JOB:
Your task is to output the data exactly as it stands.

◇ ◇ ◇

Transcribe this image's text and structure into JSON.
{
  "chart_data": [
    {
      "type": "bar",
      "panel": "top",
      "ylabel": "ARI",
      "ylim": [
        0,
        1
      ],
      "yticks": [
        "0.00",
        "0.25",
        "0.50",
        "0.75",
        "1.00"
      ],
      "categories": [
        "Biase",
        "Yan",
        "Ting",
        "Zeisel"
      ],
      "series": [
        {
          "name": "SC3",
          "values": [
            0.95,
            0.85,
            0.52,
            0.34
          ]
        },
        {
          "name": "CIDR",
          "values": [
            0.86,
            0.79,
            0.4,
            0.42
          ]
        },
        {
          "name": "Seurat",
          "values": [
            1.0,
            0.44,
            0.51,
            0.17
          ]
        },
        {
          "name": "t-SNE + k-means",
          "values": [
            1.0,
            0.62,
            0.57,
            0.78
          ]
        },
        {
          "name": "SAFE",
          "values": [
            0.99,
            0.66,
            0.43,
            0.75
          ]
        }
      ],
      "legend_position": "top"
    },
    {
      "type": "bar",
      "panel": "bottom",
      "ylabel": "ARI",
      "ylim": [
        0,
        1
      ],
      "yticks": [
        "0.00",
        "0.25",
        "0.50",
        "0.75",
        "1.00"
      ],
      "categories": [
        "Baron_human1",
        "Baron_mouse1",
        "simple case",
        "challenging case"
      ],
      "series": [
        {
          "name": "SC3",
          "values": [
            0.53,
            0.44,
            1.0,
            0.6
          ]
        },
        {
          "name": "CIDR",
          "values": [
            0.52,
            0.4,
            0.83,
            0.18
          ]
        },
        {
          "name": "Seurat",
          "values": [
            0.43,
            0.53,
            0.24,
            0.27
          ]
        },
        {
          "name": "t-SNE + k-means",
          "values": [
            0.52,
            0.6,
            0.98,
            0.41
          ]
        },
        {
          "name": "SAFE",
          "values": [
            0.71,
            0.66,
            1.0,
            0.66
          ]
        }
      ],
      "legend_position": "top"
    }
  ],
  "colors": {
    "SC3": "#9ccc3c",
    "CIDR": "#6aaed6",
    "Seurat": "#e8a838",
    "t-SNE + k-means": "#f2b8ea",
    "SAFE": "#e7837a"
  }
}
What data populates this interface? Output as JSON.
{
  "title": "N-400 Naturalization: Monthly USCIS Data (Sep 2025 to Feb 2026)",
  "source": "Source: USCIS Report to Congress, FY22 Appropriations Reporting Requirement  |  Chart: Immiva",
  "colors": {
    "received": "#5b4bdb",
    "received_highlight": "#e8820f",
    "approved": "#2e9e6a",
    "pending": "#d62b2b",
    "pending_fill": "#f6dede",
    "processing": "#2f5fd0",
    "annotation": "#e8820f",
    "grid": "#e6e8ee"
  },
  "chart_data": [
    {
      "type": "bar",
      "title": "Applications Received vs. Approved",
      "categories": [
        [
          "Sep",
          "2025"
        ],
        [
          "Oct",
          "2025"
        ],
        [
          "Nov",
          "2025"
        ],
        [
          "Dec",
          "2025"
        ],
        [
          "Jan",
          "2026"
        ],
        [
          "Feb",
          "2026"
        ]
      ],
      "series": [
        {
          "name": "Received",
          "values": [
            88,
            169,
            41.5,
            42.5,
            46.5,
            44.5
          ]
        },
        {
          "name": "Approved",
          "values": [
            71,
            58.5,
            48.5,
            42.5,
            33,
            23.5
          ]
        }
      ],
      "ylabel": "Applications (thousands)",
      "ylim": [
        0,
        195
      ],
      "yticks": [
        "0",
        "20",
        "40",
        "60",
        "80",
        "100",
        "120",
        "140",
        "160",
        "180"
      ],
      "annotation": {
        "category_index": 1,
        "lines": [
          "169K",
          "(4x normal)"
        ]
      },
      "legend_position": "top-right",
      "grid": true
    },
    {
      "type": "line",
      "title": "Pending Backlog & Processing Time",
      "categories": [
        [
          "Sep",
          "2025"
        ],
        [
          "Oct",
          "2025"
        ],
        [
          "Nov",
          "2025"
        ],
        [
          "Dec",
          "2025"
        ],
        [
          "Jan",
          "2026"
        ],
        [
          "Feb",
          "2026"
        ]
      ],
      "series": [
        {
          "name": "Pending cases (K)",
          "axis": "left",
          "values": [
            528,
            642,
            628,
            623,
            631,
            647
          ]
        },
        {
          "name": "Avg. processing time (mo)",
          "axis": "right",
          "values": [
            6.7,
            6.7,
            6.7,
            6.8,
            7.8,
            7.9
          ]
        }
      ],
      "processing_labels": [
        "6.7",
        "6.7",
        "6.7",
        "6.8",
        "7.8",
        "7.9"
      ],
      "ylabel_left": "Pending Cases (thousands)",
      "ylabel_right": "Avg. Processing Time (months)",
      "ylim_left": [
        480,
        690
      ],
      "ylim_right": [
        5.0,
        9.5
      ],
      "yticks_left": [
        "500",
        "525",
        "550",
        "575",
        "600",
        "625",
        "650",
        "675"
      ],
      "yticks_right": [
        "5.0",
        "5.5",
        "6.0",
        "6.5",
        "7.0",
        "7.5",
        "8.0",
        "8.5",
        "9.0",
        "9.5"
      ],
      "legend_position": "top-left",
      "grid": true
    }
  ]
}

◇ ◇ ◇

OUTPUT FOR THIS EXERCISE:
Transcribe this image's text and structure into JSON.
{
  "chart_data": [
    {
      "type": "bar",
      "panel": "top",
      "ylabel": "ARI",
      "ylim": [
        0,
        1
      ],
      "yticks": [
        "0.00",
        "0.25",
        "0.50",
        "0.75",
        "1.00"
      ],
      "categories": [
        "Biase",
        "Yan",
        "Ting",
        "Zeisel"
      ],
      "series": [
        {
          "name": "SC3",
          "values": [
            0.95,
            0.85,
            0.52,
            0.34
          ]
        },
        {
          "name": "CIDR",
          "values": [
            0.86,
            0.79,
            0.4,
            0.42
          ]
        },
        {
          "name": "Seurat",
          "values": [
            1.0,
            0.44,
            0.51,
            0.17
          ]
        },
        {
          "name": "t-SNE + k-means",
          "values": [
            1.0,
            0.62,
            0.57,
            0.78
          ]
        },
        {
          "name": "SAFE",
          "values": [
            0.99,
            0.66,
            0.43,
            0.75
          ]
        }
      ],
      "legend_position": "top"
    },
    {
      "type": "bar",
      "panel": "bottom",
      "ylabel": "ARI",
      "ylim": [
        0,
        1
      ],
      "yticks": [
        "0.00",
        "0.25",
        "0.50",
        "0.75",
        "1.00"
      ],
      "categories": [
        "Baron_human1",
        "Baron_mouse1",
        "simple case",
        "challenging case"
      ],
      "series": [
        {
          "name": "SC3",
          "values": [
            0.53,
            0.44,
            1.0,
            0.6
          ]
        },
        {
          "name": "CIDR",
          "values": [
            0.52,
            0.4,
            0.83,
            0.18
          ]
        },
        {
          "name": "Seurat",
          "values": [
            0.43,
            0.53,
            0.24,
            0.27
          ]
        },
        {
          "name": "t-SNE + k-means",
          "values": [
            0.52,
            0.6,
            0.98,
            0.41
          ]
        },
        {
          "name": "SAFE",
          "values": [
            0.71,
            0.66,
            1.0,
            0.66
          ]
        }
      ],
      "legend_position": "top"
    }
  ],
  "colors": {
    "SC3": "#9ccc3c",
    "CIDR": "#6aaed6",
    "Seurat": "#e8a838",
    "t-SNE + k-means": "#f2b8ea",
    "SAFE": "#e7837a"
  }
}
What data populates this interface? Output as JSON.
{
  "title": "N-400 Naturalization: Monthly USCIS Data (Sep 2025 to Feb 2026)",
  "source": "Source: USCIS Report to Congress, FY22 Appropriations Reporting Requirement  |  Chart: Immiva",
  "colors": {
    "received": "#5b4bdb",
    "received_highlight": "#e8820f",
    "approved": "#2e9e6a",
    "pending": "#d62b2b",
    "pending_fill": "#f6dede",
    "processing": "#2f5fd0",
    "annotation": "#e8820f",
    "grid": "#e6e8ee"
  },
  "chart_data": [
    {
      "type": "bar",
      "title": "Applications Received vs. Approved",
      "categories": [
        [
          "Sep",
          "2025"
        ],
        [
          "Oct",
          "2025"
        ],
        [
          "Nov",
          "2025"
        ],
        [
          "Dec",
          "2025"
        ],
        [
          "Jan",
          "2026"
        ],
        [
          "Feb",
          "2026"
        ]
      ],
      "series": [
        {
          "name": "Received",
          "values": [
            88,
            169,
            41.5,
            42.5,
            46.5,
            44.5
          ]
        },
        {
          "name": "Approved",
          "values": [
            71,
            58.5,
            48.5,
            42.5,
            33,
            23.5
          ]
        }
      ],
      "ylabel": "Applications (thousands)",
      "ylim": [
        0,
        195
      ],
      "yticks": [
        "0",
        "20",
        "40",
        "60",
        "80",
        "100",
        "120",
        "140",
        "160",
        "180"
      ],
      "annotation": {
        "category_index": 1,
        "lines": [
          "169K",
          "(4x normal)"
        ]
      },
      "legend_position": "top-right",
      "grid": true
    },
    {
      "type": "line",
      "title": "Pending Backlog & Processing Time",
      "categories": [
        [
          "Sep",
          "2025"
        ],
        [
          "Oct",
          "2025"
        ],
        [
          "Nov",
          "2025"
        ],
        [
          "Dec",
          "2025"
        ],
        [
          "Jan",
          "2026"
        ],
        [
          "Feb",
          "2026"
        ]
      ],
      "series": [
        {
          "name": "Pending cases (K)",
          "axis": "left",
          "values": [
            528,
            642,
            628,
            623,
            631,
            647
          ]
        },
        {
          "name": "Avg. processing time (mo)",
          "axis": "right",
          "values": [
            6.7,
            6.7,
            6.7,
            6.8,
            7.8,
            7.9
          ]
        }
      ],
      "processing_labels": [
        "6.7",
        "6.7",
        "6.7",
        "6.8",
        "7.8",
        "7.9"
      ],
      "ylabel_left": "Pending Cases (thousands)",
      "ylabel_right": "Avg. Processing Time (months)",
      "ylim_left": [
        480,
        690
      ],
      "ylim_right": [
        5.0,
        9.5
      ],
      "yticks_left": [
        "500",
        "525",
        "550",
        "575",
        "600",
        "625",
        "650",
        "675"
      ],
      "yticks_right": [
        "5.0",
        "5.5",
        "6.0",
        "6.5",
        "7.0",
        "7.5",
        "8.0",
        "8.5",
        "9.0",
        "9.5"
      ],
      "legend_position": "top-left",
      "grid": true
    }
  ]
}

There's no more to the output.